### Material for this task

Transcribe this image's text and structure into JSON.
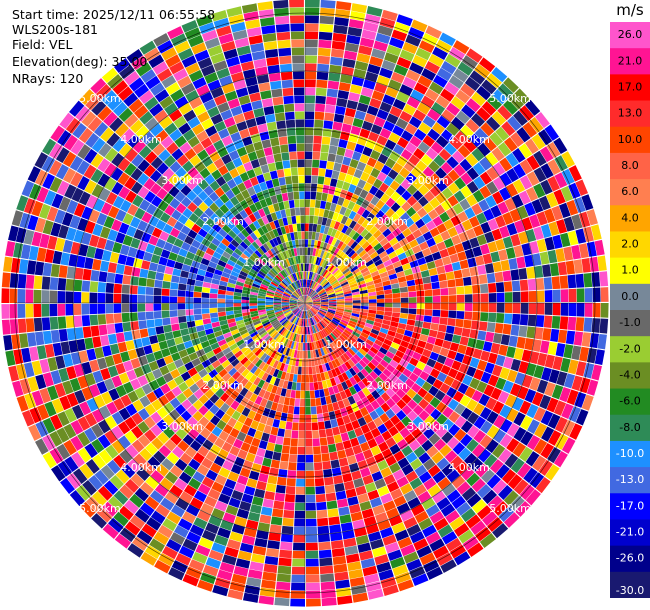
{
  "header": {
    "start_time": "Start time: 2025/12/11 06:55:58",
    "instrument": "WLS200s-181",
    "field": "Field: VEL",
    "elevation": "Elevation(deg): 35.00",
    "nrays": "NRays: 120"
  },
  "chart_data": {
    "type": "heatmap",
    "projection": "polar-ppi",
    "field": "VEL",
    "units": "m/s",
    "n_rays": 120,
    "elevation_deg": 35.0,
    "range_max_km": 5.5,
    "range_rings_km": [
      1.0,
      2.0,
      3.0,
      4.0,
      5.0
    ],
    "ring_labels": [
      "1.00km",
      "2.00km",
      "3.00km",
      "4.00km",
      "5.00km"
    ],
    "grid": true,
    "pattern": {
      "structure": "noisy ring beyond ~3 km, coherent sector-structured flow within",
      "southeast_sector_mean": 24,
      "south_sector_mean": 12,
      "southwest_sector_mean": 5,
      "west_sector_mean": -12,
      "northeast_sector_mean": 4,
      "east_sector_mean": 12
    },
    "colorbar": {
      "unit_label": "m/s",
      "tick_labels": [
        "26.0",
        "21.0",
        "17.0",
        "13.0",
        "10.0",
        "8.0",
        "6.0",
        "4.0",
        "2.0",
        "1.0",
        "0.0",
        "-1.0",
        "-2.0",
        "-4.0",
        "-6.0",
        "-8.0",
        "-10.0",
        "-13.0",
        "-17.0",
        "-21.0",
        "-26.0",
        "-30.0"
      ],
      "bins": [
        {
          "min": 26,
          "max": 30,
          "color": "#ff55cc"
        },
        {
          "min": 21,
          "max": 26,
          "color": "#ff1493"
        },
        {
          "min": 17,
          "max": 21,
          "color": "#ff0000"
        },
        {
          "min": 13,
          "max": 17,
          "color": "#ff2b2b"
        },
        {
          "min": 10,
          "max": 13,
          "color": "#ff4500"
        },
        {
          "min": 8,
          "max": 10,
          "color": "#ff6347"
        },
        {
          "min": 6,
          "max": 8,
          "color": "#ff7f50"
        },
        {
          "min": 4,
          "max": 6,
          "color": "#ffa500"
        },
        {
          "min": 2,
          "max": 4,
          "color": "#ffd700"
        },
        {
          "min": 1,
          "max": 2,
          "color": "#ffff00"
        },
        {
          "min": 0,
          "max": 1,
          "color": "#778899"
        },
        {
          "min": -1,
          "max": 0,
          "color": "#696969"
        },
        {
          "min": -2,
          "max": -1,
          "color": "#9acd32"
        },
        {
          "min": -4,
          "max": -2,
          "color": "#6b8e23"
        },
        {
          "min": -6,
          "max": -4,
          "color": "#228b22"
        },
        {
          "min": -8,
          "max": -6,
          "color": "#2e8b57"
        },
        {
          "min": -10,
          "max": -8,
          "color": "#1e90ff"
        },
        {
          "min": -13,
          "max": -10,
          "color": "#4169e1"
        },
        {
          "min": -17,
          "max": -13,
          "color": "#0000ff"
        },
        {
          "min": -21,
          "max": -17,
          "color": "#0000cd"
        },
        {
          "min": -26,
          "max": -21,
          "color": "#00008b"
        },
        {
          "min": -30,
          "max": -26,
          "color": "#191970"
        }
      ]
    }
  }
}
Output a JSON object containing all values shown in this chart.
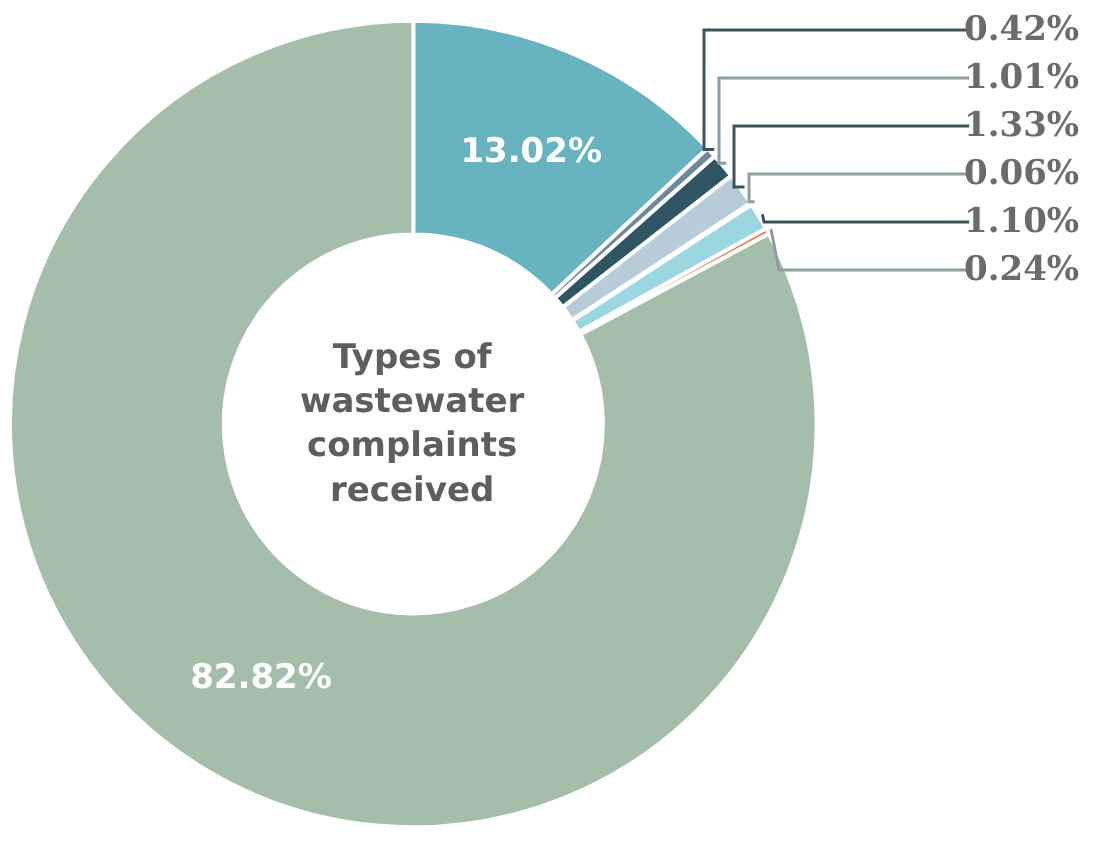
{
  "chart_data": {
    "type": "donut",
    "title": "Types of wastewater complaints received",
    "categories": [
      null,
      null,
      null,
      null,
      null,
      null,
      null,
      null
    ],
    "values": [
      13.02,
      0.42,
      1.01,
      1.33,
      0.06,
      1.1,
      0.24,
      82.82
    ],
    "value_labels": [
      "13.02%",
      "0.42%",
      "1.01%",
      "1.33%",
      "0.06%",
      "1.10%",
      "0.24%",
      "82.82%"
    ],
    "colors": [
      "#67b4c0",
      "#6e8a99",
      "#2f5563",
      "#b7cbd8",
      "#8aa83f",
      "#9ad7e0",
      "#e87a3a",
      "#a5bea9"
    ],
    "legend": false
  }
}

######
### Material for this task

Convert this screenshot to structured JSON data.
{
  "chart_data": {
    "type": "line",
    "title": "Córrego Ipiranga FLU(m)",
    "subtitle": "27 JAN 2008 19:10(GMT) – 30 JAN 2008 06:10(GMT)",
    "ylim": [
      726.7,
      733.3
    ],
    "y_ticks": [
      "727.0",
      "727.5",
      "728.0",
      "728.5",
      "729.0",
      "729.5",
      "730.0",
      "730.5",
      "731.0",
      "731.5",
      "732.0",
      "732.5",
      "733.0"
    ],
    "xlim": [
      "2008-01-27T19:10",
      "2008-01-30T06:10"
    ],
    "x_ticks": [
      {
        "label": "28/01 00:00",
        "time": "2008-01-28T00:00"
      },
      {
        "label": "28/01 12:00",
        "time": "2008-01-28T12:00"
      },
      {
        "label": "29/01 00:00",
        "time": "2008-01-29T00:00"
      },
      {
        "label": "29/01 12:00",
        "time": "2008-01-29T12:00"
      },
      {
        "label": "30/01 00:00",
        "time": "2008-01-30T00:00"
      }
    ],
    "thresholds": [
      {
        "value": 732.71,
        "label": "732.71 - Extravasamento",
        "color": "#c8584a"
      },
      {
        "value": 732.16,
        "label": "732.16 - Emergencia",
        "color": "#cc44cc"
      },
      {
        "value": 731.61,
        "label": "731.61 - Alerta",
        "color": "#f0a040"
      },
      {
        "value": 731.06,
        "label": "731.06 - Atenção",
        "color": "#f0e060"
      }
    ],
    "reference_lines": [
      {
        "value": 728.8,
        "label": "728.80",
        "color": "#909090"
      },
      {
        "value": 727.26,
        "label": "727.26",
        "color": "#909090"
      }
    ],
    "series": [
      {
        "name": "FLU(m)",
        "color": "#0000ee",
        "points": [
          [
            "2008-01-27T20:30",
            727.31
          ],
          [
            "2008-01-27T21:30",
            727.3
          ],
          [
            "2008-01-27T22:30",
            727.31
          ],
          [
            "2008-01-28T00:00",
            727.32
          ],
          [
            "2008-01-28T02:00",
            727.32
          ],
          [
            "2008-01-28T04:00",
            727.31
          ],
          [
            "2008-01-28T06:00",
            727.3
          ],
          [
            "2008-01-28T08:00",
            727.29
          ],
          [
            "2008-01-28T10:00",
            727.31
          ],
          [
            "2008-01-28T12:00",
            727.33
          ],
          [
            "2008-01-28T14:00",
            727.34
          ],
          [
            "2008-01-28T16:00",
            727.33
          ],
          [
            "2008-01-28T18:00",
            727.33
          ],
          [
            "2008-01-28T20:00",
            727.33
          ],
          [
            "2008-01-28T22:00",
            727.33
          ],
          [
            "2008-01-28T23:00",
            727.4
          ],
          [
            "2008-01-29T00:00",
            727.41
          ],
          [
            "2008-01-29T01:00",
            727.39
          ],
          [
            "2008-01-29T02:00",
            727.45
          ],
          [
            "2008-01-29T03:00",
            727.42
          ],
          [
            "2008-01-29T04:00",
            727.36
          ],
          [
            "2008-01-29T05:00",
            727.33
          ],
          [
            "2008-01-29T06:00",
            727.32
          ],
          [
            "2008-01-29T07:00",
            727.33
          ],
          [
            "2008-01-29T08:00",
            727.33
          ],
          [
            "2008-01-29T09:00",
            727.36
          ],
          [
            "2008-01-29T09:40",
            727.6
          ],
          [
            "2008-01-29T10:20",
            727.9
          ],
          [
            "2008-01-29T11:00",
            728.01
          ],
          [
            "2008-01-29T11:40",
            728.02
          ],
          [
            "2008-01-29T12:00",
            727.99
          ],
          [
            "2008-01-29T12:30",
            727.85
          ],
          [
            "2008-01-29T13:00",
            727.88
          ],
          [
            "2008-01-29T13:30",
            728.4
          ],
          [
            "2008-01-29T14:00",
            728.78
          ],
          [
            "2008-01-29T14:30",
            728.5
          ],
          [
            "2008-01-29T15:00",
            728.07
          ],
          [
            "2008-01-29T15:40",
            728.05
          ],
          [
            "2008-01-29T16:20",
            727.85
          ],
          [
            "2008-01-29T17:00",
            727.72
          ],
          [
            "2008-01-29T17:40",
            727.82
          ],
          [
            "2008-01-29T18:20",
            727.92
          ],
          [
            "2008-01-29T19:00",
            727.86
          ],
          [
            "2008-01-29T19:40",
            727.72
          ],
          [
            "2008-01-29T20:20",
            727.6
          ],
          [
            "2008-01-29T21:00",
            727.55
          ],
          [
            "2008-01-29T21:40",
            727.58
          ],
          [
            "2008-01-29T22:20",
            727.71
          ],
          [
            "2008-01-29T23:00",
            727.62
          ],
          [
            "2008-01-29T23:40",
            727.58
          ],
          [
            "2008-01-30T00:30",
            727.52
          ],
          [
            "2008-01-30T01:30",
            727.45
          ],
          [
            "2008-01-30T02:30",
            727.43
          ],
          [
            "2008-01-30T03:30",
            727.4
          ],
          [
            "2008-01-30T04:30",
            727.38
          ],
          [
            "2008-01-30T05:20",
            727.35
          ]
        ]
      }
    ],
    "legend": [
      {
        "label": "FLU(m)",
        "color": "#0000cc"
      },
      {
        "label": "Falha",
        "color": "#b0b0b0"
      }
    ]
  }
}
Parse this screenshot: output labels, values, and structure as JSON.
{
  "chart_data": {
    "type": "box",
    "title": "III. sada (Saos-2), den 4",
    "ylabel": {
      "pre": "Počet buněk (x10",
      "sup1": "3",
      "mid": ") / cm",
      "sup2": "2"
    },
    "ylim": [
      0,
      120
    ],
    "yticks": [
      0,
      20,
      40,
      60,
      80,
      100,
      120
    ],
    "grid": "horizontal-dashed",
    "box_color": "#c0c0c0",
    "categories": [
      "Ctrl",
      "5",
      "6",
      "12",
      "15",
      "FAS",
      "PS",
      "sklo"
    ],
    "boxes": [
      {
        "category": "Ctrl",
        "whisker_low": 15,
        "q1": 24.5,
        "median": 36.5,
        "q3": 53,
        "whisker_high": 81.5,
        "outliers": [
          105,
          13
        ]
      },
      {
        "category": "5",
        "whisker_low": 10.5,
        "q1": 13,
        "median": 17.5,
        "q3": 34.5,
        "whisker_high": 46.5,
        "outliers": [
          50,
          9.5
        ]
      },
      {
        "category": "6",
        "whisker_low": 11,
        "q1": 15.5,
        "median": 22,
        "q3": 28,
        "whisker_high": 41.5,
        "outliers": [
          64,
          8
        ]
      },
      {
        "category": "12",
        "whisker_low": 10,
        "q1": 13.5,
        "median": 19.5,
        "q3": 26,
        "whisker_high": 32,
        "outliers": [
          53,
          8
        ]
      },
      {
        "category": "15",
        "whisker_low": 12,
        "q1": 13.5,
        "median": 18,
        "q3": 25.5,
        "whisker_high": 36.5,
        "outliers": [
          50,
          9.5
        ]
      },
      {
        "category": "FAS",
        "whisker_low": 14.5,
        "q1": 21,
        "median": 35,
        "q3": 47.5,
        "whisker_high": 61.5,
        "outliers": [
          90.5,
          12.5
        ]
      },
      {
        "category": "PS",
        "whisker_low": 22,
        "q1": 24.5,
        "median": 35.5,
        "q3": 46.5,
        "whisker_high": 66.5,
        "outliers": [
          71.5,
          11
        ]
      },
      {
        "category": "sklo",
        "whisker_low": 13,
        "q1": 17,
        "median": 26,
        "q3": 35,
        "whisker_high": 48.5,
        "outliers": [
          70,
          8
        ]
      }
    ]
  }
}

######

#### What you will do:
Using the material above, count the lines containing the word "time". Reply with the number alone.

#### Full answer:
6